** Goal **
Every line below should be copied exactly; drop the pictures.

** Dataset excerpts **
+ + +
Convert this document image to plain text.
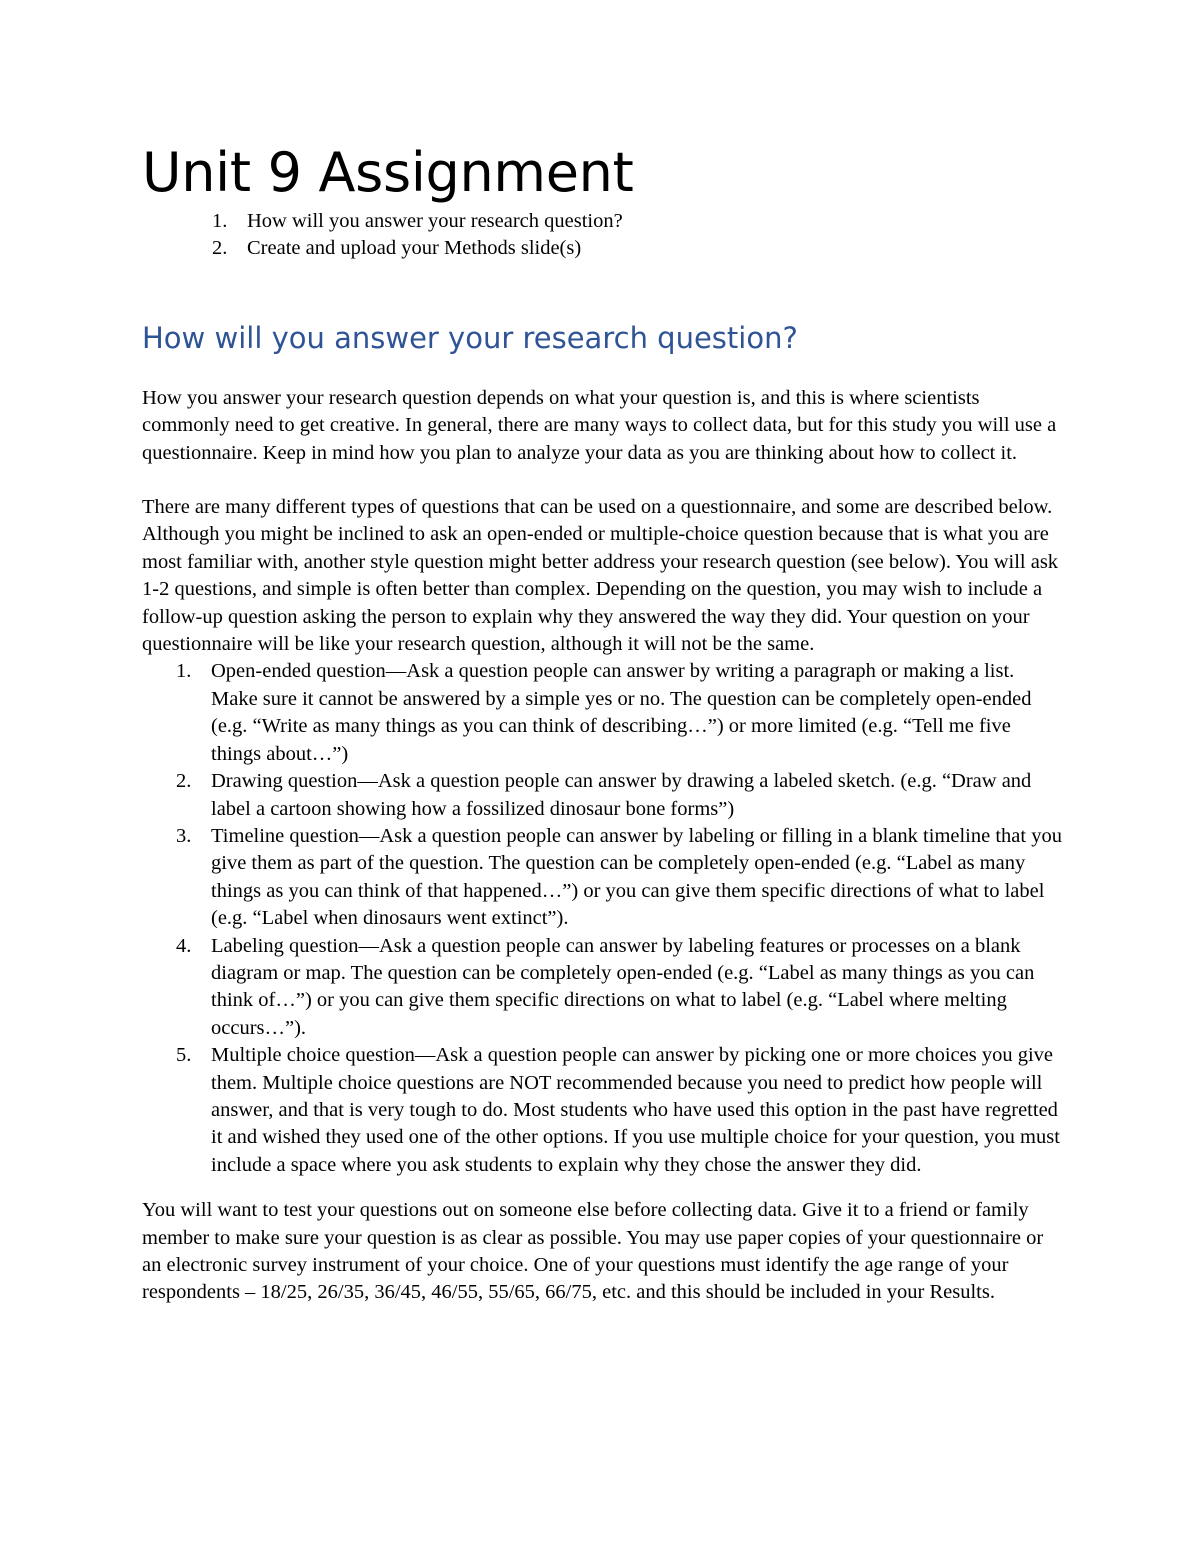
Unit 9 Assignment
1. How will you answer your research question?
2. Create and upload your Methods slide(s)
How will you answer your research question?

How you answer your research question depends on what your question is, and this is where scientists commonly need to get creative. In general, there are many ways to collect data, but for this study you will use a questionnaire. Keep in mind how you plan to analyze your data as you are thinking about how to collect it.

There are many different types of questions that can be used on a questionnaire, and some are described below. Although you might be inclined to ask an open-ended or multiple-choice question because that is what you are most familiar with, another style question might better address your research question (see below). You will ask 1-2 questions, and simple is often better than complex. Depending on the question, you may wish to include a follow-up question asking the person to explain why they answered the way they did. Your question on your questionnaire will be like your research question, although it will not be the same.

1. Open-ended question—Ask a question people can answer by writing a paragraph or making a list. Make sure it cannot be answered by a simple yes or no. The question can be completely open-ended (e.g. “Write as many things as you can think of describing…”) or more limited (e.g. “Tell me five things about…”)
2. Drawing question—Ask a question people can answer by drawing a labeled sketch. (e.g. “Draw and label a cartoon showing how a fossilized dinosaur bone forms”)
3. Timeline question—Ask a question people can answer by labeling or filling in a blank timeline that you give them as part of the question. The question can be completely open-ended (e.g. “Label as many things as you can think of that happened…”) or you can give them specific directions of what to label (e.g. “Label when dinosaurs went extinct”).
4. Labeling question—Ask a question people can answer by labeling features or processes on a blank diagram or map. The question can be completely open-ended (e.g. “Label as many things as you can think of…”) or you can give them specific directions on what to label (e.g. “Label where melting occurs…”).
5. Multiple choice question—Ask a question people can answer by picking one or more choices you give them. Multiple choice questions are NOT recommended because you need to predict how people will answer, and that is very tough to do. Most students who have used this option in the past have regretted it and wished they used one of the other options. If you use multiple choice for your question, you must include a space where you ask students to explain why they chose the answer they did.

You will want to test your questions out on someone else before collecting data. Give it to a friend or family member to make sure your question is as clear as possible. You may use paper copies of your questionnaire or an electronic survey instrument of your choice. One of your questions must identify the age range of your respondents – 18/25, 26/35, 36/45, 46/55, 55/65, 66/75, etc. and this should be included in your Results.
+ + +
** Task solution **
Convert this document image to plain text.
Unit 9 Assignment
1. How will you answer your research question?
2. Create and upload your Methods slide(s)
How will you answer your research question?

How you answer your research question depends on what your question is, and this is where scientists commonly need to get creative. In general, there are many ways to collect data, but for this study you will use a questionnaire. Keep in mind how you plan to analyze your data as you are thinking about how to collect it.

There are many different types of questions that can be used on a questionnaire, and some are described below. Although you might be inclined to ask an open-ended or multiple-choice question because that is what you are most familiar with, another style question might better address your research question (see below). You will ask 1-2 questions, and simple is often better than complex. Depending on the question, you may wish to include a follow-up question asking the person to explain why they answered the way they did. Your question on your questionnaire will be like your research question, although it will not be the same.

1. Open-ended question—Ask a question people can answer by writing a paragraph or making a list. Make sure it cannot be answered by a simple yes or no. The question can be completely open-ended (e.g. “Write as many things as you can think of describing…”) or more limited (e.g. “Tell me five things about…”)
2. Drawing question—Ask a question people can answer by drawing a labeled sketch. (e.g. “Draw and label a cartoon showing how a fossilized dinosaur bone forms”)
3. Timeline question—Ask a question people can answer by labeling or filling in a blank timeline that you give them as part of the question. The question can be completely open-ended (e.g. “Label as many things as you can think of that happened…”) or you can give them specific directions of what to label (e.g. “Label when dinosaurs went extinct”).
4. Labeling question—Ask a question people can answer by labeling features or processes on a blank diagram or map. The question can be completely open-ended (e.g. “Label as many things as you can think of…”) or you can give them specific directions on what to label (e.g. “Label where melting occurs…”).
5. Multiple choice question—Ask a question people can answer by picking one or more choices you give them. Multiple choice questions are NOT recommended because you need to predict how people will answer, and that is very tough to do. Most students who have used this option in the past have regretted it and wished they used one of the other options. If you use multiple choice for your question, you must include a space where you ask students to explain why they chose the answer they did.

You will want to test your questions out on someone else before collecting data. Give it to a friend or family member to make sure your question is as clear as possible. You may use paper copies of your questionnaire or an electronic survey instrument of your choice. One of your questions must identify the age range of your respondents – 18/25, 26/35, 36/45, 46/55, 55/65, 66/75, etc. and this should be included in your Results.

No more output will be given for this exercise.